J'ai lu Vendredi ou la vie sauvage, la version jeunesse du roman de Tournier, en étant jeune, et j'ai lu plusieurs fois Vendredi ou les limbes du Pacifique en grandissant. La version adulte avait ma préférence, mais c'était peut-être parce que je n'avais pas relu la version jeunesse depuis si longtemps. Les deux sont si bons, que je ne veux pas donner de préférence, d'ailleurs ; je préfère juste relire rapidement les Limbes du Pacifique et me noyer dans les mots de Tournier.
Dans Vendredi ou la Vie Sauvage, l'auteur propose une réécriture originale du Robinson de Defoe, en y comprenant les acquis anthropologiques de Lévi-Strauss : le sauvage ne doit pas être, comme il l'a été pendant si longtemps, considéré comme l'inférieur au "civilisé", mais bien comme son égal, simplement comme une autre forme de civilisation.
Aussi Vendredi, contrairement à son prédécesseur chez Defoe, devient-il le véritable héros de cette histoire insulaire, puisque non seulement il lui vole la vedette et le titre, mais c'est également lui qui montrera à son compagnon comment vivre :
"Un jour, cependant, Vendredi montra à Robinson une tache blanche qui palpitait dans l'herbe, et il lui dit :
- Marguerite.
- Oui, répondit Robinson, c'est une marguerite.
Mais à peine avait-il prononcé ces mots que la marguerite battait des ailes et s'envolait.
- Tu vois, dit-il aussitôt, nous nous sommes trompés. Ce n'était pas une marguerite, c'était un papillon.
- Un papillon blanc, rétorqua Vendredi, c'est une marguerite qui vole.
Avant la catastrophe, quand il était maître de l'île et de Vendredi, Robinson se serait fâché. Il aurait obligé Vendredi à reconnaître qu'une fleur est une fleur, et un papillon un papillon. Mais là, il se tut et réfléchit."
Magnifique plaidoyer pour l'égalité des cultures. Je me demande comment ça se fait que le livre soit au programme de collèges qui continuent à entretenir tant d'inégalités entre les élèves ; bref.
Contrairement à ce que j'avais appréhendé, Vendredi ou la vie sauvage n'est pas une simplification de Vendredi ou les Limbes du Pacifique. Hé non, l'auteur ne s'est pas contenté d'élimer les magnifiques scènes érotico-bucoliques de la première version. C'est de la réécriture vrai de vrai, du roman philosophique pour lecteur mature au roman d'aventures pour jeunes.
########
__Exercice 1__: Dans le texte sur le Vendredi de Tournier, comment Vendredi définit-il un papillon blanc ?
__Exercice 2__: Reprends le texte sur le Vendredi de Tournier juste après sa dernière phrase.

Données enregistrées
########
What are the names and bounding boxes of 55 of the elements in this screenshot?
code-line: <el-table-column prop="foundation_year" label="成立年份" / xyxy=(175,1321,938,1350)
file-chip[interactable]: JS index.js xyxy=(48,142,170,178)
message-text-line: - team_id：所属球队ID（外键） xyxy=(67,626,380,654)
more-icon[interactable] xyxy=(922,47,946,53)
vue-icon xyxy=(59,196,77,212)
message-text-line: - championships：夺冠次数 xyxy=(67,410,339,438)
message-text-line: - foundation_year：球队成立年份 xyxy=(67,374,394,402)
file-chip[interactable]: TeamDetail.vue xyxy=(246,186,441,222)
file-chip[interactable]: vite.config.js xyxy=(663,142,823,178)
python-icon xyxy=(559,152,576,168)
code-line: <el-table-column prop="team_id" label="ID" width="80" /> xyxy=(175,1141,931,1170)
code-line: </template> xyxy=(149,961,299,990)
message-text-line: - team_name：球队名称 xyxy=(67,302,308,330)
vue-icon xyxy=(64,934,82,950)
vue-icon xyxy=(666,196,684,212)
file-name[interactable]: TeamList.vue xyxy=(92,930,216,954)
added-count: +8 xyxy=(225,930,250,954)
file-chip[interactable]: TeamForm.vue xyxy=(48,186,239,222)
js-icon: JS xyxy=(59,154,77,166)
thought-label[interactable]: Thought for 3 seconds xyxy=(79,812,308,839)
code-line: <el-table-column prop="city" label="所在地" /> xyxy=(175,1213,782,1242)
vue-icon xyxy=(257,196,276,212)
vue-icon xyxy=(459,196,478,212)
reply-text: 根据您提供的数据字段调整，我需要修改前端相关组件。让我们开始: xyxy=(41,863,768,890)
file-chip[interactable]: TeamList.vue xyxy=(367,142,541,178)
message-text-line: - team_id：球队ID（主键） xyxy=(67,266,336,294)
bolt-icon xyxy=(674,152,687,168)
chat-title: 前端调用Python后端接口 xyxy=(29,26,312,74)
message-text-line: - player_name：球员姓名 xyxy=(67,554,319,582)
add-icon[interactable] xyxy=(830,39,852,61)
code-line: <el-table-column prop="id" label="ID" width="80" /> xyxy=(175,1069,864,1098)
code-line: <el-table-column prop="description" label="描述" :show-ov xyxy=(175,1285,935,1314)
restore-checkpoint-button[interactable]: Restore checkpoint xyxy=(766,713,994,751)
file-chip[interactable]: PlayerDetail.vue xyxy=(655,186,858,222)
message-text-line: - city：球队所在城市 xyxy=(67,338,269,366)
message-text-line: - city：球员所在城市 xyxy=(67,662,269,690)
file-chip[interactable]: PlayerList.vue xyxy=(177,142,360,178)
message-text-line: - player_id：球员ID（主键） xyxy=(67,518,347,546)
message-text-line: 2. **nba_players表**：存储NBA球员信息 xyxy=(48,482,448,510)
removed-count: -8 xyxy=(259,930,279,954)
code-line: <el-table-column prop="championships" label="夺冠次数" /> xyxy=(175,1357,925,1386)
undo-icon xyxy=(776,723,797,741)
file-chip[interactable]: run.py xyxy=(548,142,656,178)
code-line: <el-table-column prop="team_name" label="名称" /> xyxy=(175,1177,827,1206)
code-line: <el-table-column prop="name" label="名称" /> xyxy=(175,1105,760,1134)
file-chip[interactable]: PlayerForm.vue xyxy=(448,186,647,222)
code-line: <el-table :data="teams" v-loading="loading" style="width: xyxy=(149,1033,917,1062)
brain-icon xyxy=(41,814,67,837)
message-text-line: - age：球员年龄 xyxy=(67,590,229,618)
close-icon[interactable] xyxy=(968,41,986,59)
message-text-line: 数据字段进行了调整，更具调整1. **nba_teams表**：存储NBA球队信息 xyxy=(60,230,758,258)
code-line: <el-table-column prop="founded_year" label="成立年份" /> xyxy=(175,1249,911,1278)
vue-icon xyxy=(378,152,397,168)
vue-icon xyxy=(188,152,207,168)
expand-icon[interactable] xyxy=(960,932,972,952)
########
__Réponse 1__: C'est une marguerite qui vole.

__Réponse 2__:
Et l'écriture n'en est que plus fine, plus précise - et, ce faisant, plus universelle. D'ailleurs, j'ai souligné plusieurs passages du livre, en estimant qu'ils faisaient assez bien écho à ma situation personnelle actuelle ; pourtant, je ne vis pas toute nue sur une île, sans contact avec la civilisation, en élevant des chèvres.
Par exemple, les réflexions sur la solitude induite par l'île, sur la mélancolie profonde qu'elle entraîne, sur les ressources que crée d'abord l'homme civilisé qu'est Robinson pour les combler (institutions, travail...), et sur l'acceptation de la solitude comme seul accomplissement de l'humanité (comme disait Pascal - pas mon voisin, l'autre - "Un homme tout seul dans une chambre" etc.), sont remarquables. Et une fois lues dans les mots de Tournier, on les transporte avec soi le reste d'une vie, même si c'est inconscient.
La dernière fois, je me suis retrouvée prise dans une dispute particulièrement orageuse. Ça durait depuis des heures, c'était infernal, j'avais l'impression d'être seule, je me sentais vraiment désespérée (true story) ; lorsque, tout à coup (rebondissement !) un chat est venu frapper à ma porte - littéralement. C'était une petite chatte grise et blanche, qu'une âme bien intentionnée avait gracieusement abandonnée dans notre jardin. Je l'ai appelée Vendredi, pas seulement parce que c'est le jour où elle est arrivée sur mon île, mais surtout parce qu'elle m'a aidée, même si c'était fugace, même si c'était finalement sans importance, à me sentir un peu moins seule ce soir-là. Comme quoi, Tournier nous accompagne une vie durant.
Cinq étoiles pour une magnifique lecture, à lire à tout âge.